(RECORDS TO PROCESS)

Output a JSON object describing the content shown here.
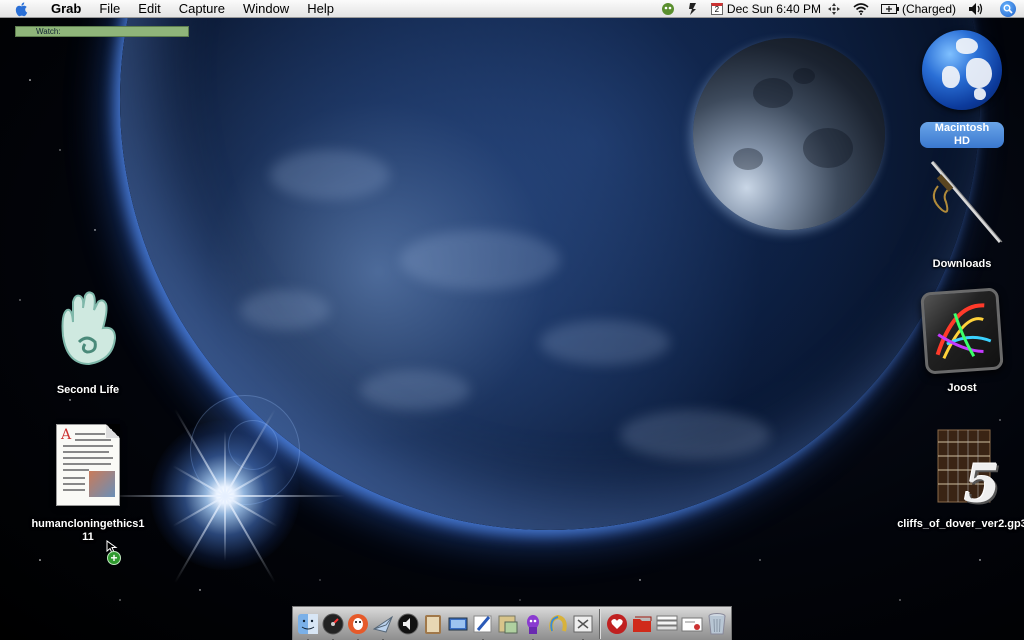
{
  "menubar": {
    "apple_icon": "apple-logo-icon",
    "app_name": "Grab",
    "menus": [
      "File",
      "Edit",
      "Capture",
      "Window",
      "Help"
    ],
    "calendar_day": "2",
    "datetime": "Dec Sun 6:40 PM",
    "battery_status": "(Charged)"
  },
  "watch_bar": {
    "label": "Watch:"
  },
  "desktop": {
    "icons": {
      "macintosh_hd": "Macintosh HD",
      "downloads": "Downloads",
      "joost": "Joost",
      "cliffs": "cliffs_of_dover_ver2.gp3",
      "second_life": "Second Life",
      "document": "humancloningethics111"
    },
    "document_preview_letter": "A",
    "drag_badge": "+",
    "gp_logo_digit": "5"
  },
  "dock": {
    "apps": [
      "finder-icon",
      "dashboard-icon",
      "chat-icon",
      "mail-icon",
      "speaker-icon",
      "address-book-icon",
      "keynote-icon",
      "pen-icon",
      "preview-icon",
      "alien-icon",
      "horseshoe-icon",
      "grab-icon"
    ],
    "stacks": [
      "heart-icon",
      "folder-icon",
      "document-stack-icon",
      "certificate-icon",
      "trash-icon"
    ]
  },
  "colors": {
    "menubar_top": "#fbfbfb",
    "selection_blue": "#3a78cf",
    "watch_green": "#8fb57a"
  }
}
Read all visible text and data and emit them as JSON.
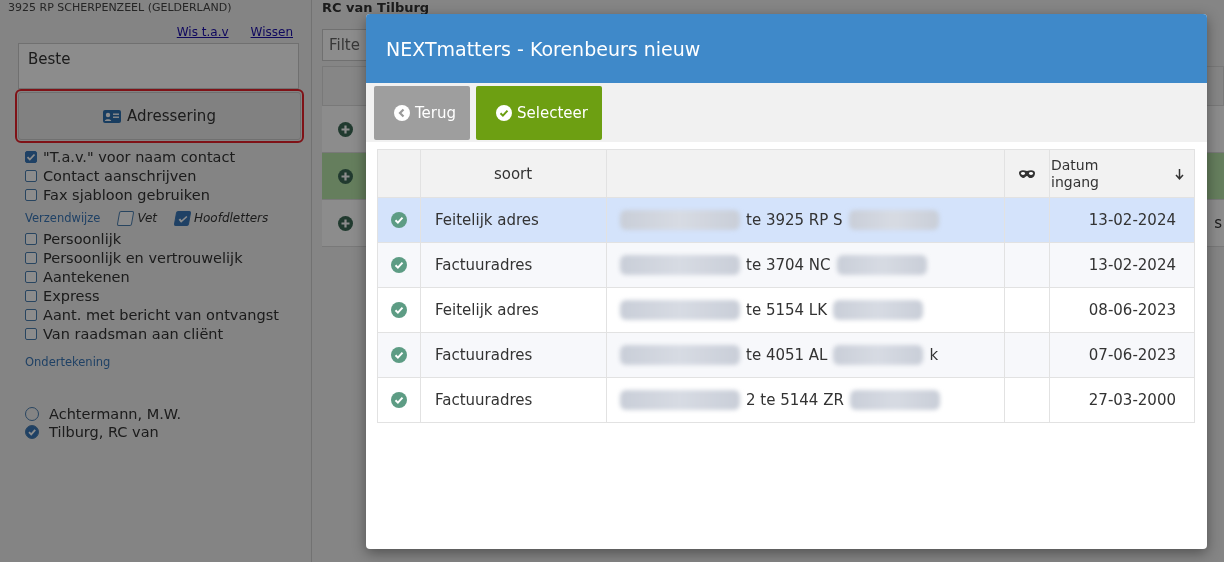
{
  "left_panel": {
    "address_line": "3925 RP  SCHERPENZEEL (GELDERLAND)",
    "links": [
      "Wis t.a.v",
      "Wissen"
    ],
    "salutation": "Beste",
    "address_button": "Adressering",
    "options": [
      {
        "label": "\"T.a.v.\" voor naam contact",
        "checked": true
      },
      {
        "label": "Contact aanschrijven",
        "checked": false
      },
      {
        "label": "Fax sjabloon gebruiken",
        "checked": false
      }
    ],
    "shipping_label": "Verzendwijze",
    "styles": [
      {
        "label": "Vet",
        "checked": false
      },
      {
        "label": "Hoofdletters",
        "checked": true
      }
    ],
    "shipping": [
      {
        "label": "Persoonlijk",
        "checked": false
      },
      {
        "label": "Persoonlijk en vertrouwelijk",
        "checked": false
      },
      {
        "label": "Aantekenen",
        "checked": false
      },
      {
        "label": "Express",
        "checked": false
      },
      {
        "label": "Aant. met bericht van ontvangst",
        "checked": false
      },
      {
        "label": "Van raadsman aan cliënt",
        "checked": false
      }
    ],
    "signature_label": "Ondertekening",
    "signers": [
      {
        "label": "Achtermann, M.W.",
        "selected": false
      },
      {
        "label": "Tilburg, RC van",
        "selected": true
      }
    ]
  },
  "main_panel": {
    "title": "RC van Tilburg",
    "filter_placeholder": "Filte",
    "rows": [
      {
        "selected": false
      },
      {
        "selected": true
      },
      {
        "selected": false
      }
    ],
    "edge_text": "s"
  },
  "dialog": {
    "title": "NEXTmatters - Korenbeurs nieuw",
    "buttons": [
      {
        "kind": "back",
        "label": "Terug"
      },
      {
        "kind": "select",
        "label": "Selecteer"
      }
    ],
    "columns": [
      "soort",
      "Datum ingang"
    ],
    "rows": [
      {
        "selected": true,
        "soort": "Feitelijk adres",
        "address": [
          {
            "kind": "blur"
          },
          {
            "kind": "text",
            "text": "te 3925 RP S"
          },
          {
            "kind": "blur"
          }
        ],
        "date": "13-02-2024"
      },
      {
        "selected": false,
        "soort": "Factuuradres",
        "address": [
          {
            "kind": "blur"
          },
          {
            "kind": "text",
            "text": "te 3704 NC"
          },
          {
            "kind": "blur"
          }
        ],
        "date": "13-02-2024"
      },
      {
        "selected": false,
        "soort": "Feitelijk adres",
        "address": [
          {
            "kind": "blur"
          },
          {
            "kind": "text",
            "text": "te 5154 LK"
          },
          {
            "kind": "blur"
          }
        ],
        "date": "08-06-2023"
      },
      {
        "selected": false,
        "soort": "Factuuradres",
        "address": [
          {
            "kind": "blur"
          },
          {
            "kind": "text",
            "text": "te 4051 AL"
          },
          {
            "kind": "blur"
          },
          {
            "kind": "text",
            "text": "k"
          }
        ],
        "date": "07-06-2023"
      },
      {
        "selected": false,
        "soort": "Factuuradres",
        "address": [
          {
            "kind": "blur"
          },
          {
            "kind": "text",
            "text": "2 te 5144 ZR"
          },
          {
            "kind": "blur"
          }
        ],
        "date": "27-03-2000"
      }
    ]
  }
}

(INSTRUCTIONS TO FOLLOW) Repeat the lines above exactly, and keep every picture out.

(EXERCISE RESULT)
Output a JSON object describing the content shown here.
{
  "menubar": {
    "apple_icon": "apple-logo-icon",
    "app_name": "Grab",
    "menus": [
      "File",
      "Edit",
      "Capture",
      "Window",
      "Help"
    ],
    "calendar_day": "2",
    "datetime": "Dec Sun 6:40 PM",
    "battery_status": "(Charged)"
  },
  "watch_bar": {
    "label": "Watch:"
  },
  "desktop": {
    "icons": {
      "macintosh_hd": "Macintosh HD",
      "downloads": "Downloads",
      "joost": "Joost",
      "cliffs": "cliffs_of_dover_ver2.gp3",
      "second_life": "Second Life",
      "document": "humancloningethics111"
    },
    "document_preview_letter": "A",
    "drag_badge": "+",
    "gp_logo_digit": "5"
  },
  "dock": {
    "apps": [
      "finder-icon",
      "dashboard-icon",
      "chat-icon",
      "mail-icon",
      "speaker-icon",
      "address-book-icon",
      "keynote-icon",
      "pen-icon",
      "preview-icon",
      "alien-icon",
      "horseshoe-icon",
      "grab-icon"
    ],
    "stacks": [
      "heart-icon",
      "folder-icon",
      "document-stack-icon",
      "certificate-icon",
      "trash-icon"
    ]
  },
  "colors": {
    "menubar_top": "#fbfbfb",
    "selection_blue": "#3a78cf",
    "watch_green": "#8fb57a"
  }
}
Read all visible text and data and emit them as JSON.
{
  "left_panel": {
    "address_line": "3925 RP  SCHERPENZEEL (GELDERLAND)",
    "links": [
      "Wis t.a.v",
      "Wissen"
    ],
    "salutation": "Beste",
    "address_button": "Adressering",
    "options": [
      {
        "label": "\"T.a.v.\" voor naam contact",
        "checked": true
      },
      {
        "label": "Contact aanschrijven",
        "checked": false
      },
      {
        "label": "Fax sjabloon gebruiken",
        "checked": false
      }
    ],
    "shipping_label": "Verzendwijze",
    "styles": [
      {
        "label": "Vet",
        "checked": false
      },
      {
        "label": "Hoofdletters",
        "checked": true
      }
    ],
    "shipping": [
      {
        "label": "Persoonlijk",
        "checked": false
      },
      {
        "label": "Persoonlijk en vertrouwelijk",
        "checked": false
      },
      {
        "label": "Aantekenen",
        "checked": false
      },
      {
        "label": "Express",
        "checked": false
      },
      {
        "label": "Aant. met bericht van ontvangst",
        "checked": false
      },
      {
        "label": "Van raadsman aan cliënt",
        "checked": false
      }
    ],
    "signature_label": "Ondertekening",
    "signers": [
      {
        "label": "Achtermann, M.W.",
        "selected": false
      },
      {
        "label": "Tilburg, RC van",
        "selected": true
      }
    ]
  },
  "main_panel": {
    "title": "RC van Tilburg",
    "filter_placeholder": "Filte",
    "rows": [
      {
        "selected": false
      },
      {
        "selected": true
      },
      {
        "selected": false
      }
    ],
    "edge_text": "s"
  },
  "dialog": {
    "title": "NEXTmatters - Korenbeurs nieuw",
    "buttons": [
      {
        "kind": "back",
        "label": "Terug"
      },
      {
        "kind": "select",
        "label": "Selecteer"
      }
    ],
    "columns": [
      "soort",
      "Datum ingang"
    ],
    "rows": [
      {
        "selected": true,
        "soort": "Feitelijk adres",
        "address": [
          {
            "kind": "blur"
          },
          {
            "kind": "text",
            "text": "te 3925 RP S"
          },
          {
            "kind": "blur"
          }
        ],
        "date": "13-02-2024"
      },
      {
        "selected": false,
        "soort": "Factuuradres",
        "address": [
          {
            "kind": "blur"
          },
          {
            "kind": "text",
            "text": "te 3704 NC"
          },
          {
            "kind": "blur"
          }
        ],
        "date": "13-02-2024"
      },
      {
        "selected": false,
        "soort": "Feitelijk adres",
        "address": [
          {
            "kind": "blur"
          },
          {
            "kind": "text",
            "text": "te 5154 LK"
          },
          {
            "kind": "blur"
          }
        ],
        "date": "08-06-2023"
      },
      {
        "selected": false,
        "soort": "Factuuradres",
        "address": [
          {
            "kind": "blur"
          },
          {
            "kind": "text",
            "text": "te 4051 AL"
          },
          {
            "kind": "blur"
          },
          {
            "kind": "text",
            "text": "k"
          }
        ],
        "date": "07-06-2023"
      },
      {
        "selected": false,
        "soort": "Factuuradres",
        "address": [
          {
            "kind": "blur"
          },
          {
            "kind": "text",
            "text": "2 te 5144 ZR"
          },
          {
            "kind": "blur"
          }
        ],
        "date": "27-03-2000"
      }
    ]
  }
}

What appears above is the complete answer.